#### Instruction
Copy the entries from the start through the line containing "candle <box>128 196 134 262</box>", both ends included, character for character.

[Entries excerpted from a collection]
☆ ☆ ☆ ☆ ☆ ☆ ☆

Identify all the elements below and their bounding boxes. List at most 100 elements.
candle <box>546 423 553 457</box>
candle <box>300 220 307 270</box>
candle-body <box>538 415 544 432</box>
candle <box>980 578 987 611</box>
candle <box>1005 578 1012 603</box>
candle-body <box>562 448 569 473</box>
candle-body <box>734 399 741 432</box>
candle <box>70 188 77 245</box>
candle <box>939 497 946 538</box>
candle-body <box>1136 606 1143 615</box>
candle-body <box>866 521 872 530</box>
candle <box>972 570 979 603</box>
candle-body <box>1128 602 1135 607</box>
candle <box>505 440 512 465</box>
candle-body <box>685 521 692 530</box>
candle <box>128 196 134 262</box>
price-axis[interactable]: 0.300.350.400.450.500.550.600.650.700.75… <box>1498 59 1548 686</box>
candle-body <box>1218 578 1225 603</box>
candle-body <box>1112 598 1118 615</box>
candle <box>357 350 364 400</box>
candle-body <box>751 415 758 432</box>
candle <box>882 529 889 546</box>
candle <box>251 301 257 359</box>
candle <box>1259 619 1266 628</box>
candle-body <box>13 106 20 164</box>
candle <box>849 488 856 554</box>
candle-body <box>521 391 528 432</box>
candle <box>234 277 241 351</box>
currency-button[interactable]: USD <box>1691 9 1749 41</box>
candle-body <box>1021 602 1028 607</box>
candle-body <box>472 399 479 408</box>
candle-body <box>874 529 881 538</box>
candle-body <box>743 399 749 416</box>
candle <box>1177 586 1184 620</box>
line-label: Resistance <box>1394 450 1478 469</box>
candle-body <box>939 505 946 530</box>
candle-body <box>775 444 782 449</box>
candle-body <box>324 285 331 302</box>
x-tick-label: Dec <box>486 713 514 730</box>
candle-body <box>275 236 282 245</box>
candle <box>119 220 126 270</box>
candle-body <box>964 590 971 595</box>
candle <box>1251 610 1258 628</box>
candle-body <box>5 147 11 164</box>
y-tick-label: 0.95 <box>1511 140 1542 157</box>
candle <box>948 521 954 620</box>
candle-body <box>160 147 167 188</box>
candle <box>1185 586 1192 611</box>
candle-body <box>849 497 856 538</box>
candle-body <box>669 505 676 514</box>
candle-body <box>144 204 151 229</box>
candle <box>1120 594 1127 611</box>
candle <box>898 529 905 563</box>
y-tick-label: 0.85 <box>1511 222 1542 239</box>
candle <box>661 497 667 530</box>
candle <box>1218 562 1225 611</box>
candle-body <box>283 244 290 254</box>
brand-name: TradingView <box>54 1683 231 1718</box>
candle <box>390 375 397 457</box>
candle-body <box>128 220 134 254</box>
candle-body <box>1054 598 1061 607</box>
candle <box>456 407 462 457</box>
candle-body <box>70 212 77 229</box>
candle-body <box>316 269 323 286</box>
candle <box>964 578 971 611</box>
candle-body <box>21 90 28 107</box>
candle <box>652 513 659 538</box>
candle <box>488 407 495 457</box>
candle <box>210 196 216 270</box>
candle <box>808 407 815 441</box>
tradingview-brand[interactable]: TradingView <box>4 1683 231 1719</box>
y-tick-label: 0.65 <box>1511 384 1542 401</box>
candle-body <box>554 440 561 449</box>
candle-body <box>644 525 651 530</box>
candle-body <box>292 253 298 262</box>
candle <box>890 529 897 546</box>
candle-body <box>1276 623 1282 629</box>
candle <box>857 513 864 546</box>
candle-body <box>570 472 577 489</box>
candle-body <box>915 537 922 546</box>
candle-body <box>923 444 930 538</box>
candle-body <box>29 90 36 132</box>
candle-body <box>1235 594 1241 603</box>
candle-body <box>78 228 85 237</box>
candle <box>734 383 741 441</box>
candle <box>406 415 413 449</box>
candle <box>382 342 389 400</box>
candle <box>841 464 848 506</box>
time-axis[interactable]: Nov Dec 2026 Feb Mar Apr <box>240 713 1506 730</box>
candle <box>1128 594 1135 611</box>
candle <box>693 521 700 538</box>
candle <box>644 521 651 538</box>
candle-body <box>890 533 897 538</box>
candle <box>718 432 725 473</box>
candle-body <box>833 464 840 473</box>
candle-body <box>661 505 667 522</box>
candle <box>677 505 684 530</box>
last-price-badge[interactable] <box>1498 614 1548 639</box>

☆ ☆ ☆ ☆ ☆ ☆ ☆

#### Answer to this exercise
Identify all the elements below and their bounding boxes. List at most 100 elements.
candle <box>546 423 553 457</box>
candle <box>300 220 307 270</box>
candle-body <box>538 415 544 432</box>
candle <box>980 578 987 611</box>
candle <box>1005 578 1012 603</box>
candle-body <box>562 448 569 473</box>
candle-body <box>734 399 741 432</box>
candle <box>70 188 77 245</box>
candle <box>939 497 946 538</box>
candle-body <box>1136 606 1143 615</box>
candle-body <box>866 521 872 530</box>
candle <box>972 570 979 603</box>
candle-body <box>1128 602 1135 607</box>
candle <box>505 440 512 465</box>
candle-body <box>685 521 692 530</box>
candle <box>128 196 134 262</box>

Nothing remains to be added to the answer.